======== Given information ========
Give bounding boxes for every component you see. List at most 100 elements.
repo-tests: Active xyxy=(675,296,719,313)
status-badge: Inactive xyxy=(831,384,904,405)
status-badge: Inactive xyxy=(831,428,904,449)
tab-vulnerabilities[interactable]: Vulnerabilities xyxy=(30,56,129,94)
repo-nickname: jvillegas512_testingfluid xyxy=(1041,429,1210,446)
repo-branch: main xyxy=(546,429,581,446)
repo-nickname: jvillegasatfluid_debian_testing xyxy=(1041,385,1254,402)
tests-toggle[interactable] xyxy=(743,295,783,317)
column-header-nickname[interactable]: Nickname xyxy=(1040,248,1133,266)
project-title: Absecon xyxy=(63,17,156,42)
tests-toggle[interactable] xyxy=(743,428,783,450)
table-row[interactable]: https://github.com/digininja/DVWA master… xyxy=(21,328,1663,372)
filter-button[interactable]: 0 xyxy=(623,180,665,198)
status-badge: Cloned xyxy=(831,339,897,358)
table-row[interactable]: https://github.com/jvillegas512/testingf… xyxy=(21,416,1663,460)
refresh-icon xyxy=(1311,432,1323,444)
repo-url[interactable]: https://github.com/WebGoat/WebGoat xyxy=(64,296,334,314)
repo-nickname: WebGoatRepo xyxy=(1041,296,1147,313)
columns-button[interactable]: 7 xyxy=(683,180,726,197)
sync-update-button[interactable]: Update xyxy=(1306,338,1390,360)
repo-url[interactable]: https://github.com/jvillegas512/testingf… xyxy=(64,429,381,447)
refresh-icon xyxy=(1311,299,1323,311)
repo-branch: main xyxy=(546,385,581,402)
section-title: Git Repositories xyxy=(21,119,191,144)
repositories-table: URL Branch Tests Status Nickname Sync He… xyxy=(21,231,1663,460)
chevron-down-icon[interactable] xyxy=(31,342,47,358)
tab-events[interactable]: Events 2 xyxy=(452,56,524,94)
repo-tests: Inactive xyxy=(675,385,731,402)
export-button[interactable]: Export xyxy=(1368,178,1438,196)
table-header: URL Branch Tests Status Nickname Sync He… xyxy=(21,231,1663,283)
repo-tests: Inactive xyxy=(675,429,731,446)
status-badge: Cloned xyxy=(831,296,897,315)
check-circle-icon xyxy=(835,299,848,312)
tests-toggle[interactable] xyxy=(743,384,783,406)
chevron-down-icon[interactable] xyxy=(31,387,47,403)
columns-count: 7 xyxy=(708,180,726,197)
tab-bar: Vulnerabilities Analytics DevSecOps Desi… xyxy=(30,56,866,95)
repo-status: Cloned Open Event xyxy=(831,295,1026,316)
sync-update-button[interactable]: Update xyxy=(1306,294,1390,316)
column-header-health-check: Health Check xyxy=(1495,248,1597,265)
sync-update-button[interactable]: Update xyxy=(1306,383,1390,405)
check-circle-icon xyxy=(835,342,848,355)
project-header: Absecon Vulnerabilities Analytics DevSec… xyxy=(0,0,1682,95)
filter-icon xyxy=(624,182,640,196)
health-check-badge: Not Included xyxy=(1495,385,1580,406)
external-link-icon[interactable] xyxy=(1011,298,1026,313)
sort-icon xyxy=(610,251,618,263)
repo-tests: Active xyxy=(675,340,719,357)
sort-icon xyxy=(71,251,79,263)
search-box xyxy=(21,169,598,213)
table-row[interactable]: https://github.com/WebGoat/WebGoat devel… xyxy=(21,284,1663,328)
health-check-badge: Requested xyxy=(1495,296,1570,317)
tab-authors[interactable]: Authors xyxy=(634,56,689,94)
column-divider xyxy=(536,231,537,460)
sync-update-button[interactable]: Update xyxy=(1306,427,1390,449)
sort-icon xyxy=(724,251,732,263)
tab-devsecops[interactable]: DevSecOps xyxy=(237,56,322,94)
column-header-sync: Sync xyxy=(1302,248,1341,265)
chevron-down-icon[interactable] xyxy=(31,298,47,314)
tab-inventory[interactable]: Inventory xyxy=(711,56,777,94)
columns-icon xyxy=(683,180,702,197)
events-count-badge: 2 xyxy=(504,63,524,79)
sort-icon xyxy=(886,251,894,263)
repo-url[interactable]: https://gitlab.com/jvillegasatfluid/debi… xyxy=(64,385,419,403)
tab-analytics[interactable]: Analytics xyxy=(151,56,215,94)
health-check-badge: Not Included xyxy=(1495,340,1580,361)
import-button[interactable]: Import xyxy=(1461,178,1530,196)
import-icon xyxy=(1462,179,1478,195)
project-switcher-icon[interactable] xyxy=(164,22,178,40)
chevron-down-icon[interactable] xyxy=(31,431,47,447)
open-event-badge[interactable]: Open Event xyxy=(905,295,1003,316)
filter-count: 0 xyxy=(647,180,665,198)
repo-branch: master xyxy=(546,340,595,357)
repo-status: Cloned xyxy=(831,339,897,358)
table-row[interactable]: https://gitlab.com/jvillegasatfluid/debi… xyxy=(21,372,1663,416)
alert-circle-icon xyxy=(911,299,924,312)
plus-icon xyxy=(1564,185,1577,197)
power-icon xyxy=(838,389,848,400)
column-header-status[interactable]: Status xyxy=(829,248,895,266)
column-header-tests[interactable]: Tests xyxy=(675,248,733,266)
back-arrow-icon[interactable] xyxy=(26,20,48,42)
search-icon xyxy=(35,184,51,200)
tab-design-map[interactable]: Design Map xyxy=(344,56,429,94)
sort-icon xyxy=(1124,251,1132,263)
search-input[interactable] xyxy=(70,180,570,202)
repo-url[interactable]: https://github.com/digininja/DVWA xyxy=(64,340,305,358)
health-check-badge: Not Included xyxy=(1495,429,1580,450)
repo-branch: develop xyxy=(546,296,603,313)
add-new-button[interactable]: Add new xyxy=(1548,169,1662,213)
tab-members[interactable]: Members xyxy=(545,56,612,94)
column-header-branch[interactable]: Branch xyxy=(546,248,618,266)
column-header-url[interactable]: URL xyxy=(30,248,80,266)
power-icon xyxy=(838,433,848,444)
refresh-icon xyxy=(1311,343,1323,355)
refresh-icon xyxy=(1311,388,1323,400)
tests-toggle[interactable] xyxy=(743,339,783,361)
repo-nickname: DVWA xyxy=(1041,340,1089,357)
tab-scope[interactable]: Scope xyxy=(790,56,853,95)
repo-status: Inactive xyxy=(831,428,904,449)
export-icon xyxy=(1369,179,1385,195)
========
Work instructions: Reproduce the lines above word for word.

Problem solution:
Give bounding boxes for every component you see. List at most 100 elements.
repo-tests: Active xyxy=(675,296,719,313)
status-badge: Inactive xyxy=(831,384,904,405)
status-badge: Inactive xyxy=(831,428,904,449)
tab-vulnerabilities[interactable]: Vulnerabilities xyxy=(30,56,129,94)
repo-nickname: jvillegas512_testingfluid xyxy=(1041,429,1210,446)
repo-branch: main xyxy=(546,429,581,446)
repo-nickname: jvillegasatfluid_debian_testing xyxy=(1041,385,1254,402)
tests-toggle[interactable] xyxy=(743,295,783,317)
column-header-nickname[interactable]: Nickname xyxy=(1040,248,1133,266)
project-title: Absecon xyxy=(63,17,156,42)
tests-toggle[interactable] xyxy=(743,428,783,450)
table-row[interactable]: https://github.com/digininja/DVWA master… xyxy=(21,328,1663,372)
filter-button[interactable]: 0 xyxy=(623,180,665,198)
status-badge: Cloned xyxy=(831,339,897,358)
table-row[interactable]: https://github.com/jvillegas512/testingf… xyxy=(21,416,1663,460)
refresh-icon xyxy=(1311,432,1323,444)
repo-url[interactable]: https://github.com/WebGoat/WebGoat xyxy=(64,296,334,314)
repo-nickname: WebGoatRepo xyxy=(1041,296,1147,313)
columns-button[interactable]: 7 xyxy=(683,180,726,197)
sync-update-button[interactable]: Update xyxy=(1306,338,1390,360)
repo-url[interactable]: https://github.com/jvillegas512/testingf… xyxy=(64,429,381,447)
refresh-icon xyxy=(1311,299,1323,311)
repo-branch: main xyxy=(546,385,581,402)
section-title: Git Repositories xyxy=(21,119,191,144)
repositories-table: URL Branch Tests Status Nickname Sync He… xyxy=(21,231,1663,460)
chevron-down-icon[interactable] xyxy=(31,342,47,358)
tab-events[interactable]: Events 2 xyxy=(452,56,524,94)
repo-tests: Inactive xyxy=(675,385,731,402)
export-button[interactable]: Export xyxy=(1368,178,1438,196)
table-header: URL Branch Tests Status Nickname Sync He… xyxy=(21,231,1663,283)
repo-tests: Inactive xyxy=(675,429,731,446)
status-badge: Cloned xyxy=(831,296,897,315)
check-circle-icon xyxy=(835,299,848,312)
tests-toggle[interactable] xyxy=(743,384,783,406)
chevron-down-icon[interactable] xyxy=(31,387,47,403)
columns-count: 7 xyxy=(708,180,726,197)
tab-bar: Vulnerabilities Analytics DevSecOps Desi… xyxy=(30,56,866,95)
repo-status: Cloned Open Event xyxy=(831,295,1026,316)
sync-update-button[interactable]: Update xyxy=(1306,294,1390,316)
column-header-health-check: Health Check xyxy=(1495,248,1597,265)
sync-update-button[interactable]: Update xyxy=(1306,383,1390,405)
check-circle-icon xyxy=(835,342,848,355)
project-header: Absecon Vulnerabilities Analytics DevSec… xyxy=(0,0,1682,95)
filter-icon xyxy=(624,182,640,196)
health-check-badge: Not Included xyxy=(1495,385,1580,406)
external-link-icon[interactable] xyxy=(1011,298,1026,313)
sort-icon xyxy=(610,251,618,263)
repo-tests: Active xyxy=(675,340,719,357)
sort-icon xyxy=(71,251,79,263)
search-box xyxy=(21,169,598,213)
table-row[interactable]: https://github.com/WebGoat/WebGoat devel… xyxy=(21,284,1663,328)
health-check-badge: Requested xyxy=(1495,296,1570,317)
tab-authors[interactable]: Authors xyxy=(634,56,689,94)
column-divider xyxy=(536,231,537,460)
sync-update-button[interactable]: Update xyxy=(1306,427,1390,449)
sort-icon xyxy=(724,251,732,263)
tab-devsecops[interactable]: DevSecOps xyxy=(237,56,322,94)
column-header-sync: Sync xyxy=(1302,248,1341,265)
chevron-down-icon[interactable] xyxy=(31,298,47,314)
tab-inventory[interactable]: Inventory xyxy=(711,56,777,94)
columns-icon xyxy=(683,180,702,197)
events-count-badge: 2 xyxy=(504,63,524,79)
sort-icon xyxy=(886,251,894,263)
repo-url[interactable]: https://gitlab.com/jvillegasatfluid/debi… xyxy=(64,385,419,403)
tab-analytics[interactable]: Analytics xyxy=(151,56,215,94)
health-check-badge: Not Included xyxy=(1495,340,1580,361)
import-button[interactable]: Import xyxy=(1461,178,1530,196)
import-icon xyxy=(1462,179,1478,195)
project-switcher-icon[interactable] xyxy=(164,22,178,40)
chevron-down-icon[interactable] xyxy=(31,431,47,447)
open-event-badge[interactable]: Open Event xyxy=(905,295,1003,316)
filter-count: 0 xyxy=(647,180,665,198)
repo-branch: master xyxy=(546,340,595,357)
repo-status: Cloned xyxy=(831,339,897,358)
table-row[interactable]: https://gitlab.com/jvillegasatfluid/debi… xyxy=(21,372,1663,416)
alert-circle-icon xyxy=(911,299,924,312)
plus-icon xyxy=(1564,185,1577,197)
power-icon xyxy=(838,389,848,400)
column-header-status[interactable]: Status xyxy=(829,248,895,266)
column-header-tests[interactable]: Tests xyxy=(675,248,733,266)
back-arrow-icon[interactable] xyxy=(26,20,48,42)
search-icon xyxy=(35,184,51,200)
tab-design-map[interactable]: Design Map xyxy=(344,56,429,94)
sort-icon xyxy=(1124,251,1132,263)
search-input[interactable] xyxy=(70,180,570,202)
repo-url[interactable]: https://github.com/digininja/DVWA xyxy=(64,340,305,358)
health-check-badge: Not Included xyxy=(1495,429,1580,450)
repo-branch: develop xyxy=(546,296,603,313)
add-new-button[interactable]: Add new xyxy=(1548,169,1662,213)
tab-members[interactable]: Members xyxy=(545,56,612,94)
column-header-branch[interactable]: Branch xyxy=(546,248,618,266)
column-header-url[interactable]: URL xyxy=(30,248,80,266)
power-icon xyxy=(838,433,848,444)
refresh-icon xyxy=(1311,343,1323,355)
refresh-icon xyxy=(1311,388,1323,400)
tests-toggle[interactable] xyxy=(743,339,783,361)
repo-nickname: DVWA xyxy=(1041,340,1089,357)
tab-scope[interactable]: Scope xyxy=(790,56,853,95)
repo-status: Inactive xyxy=(831,428,904,449)
export-icon xyxy=(1369,179,1385,195)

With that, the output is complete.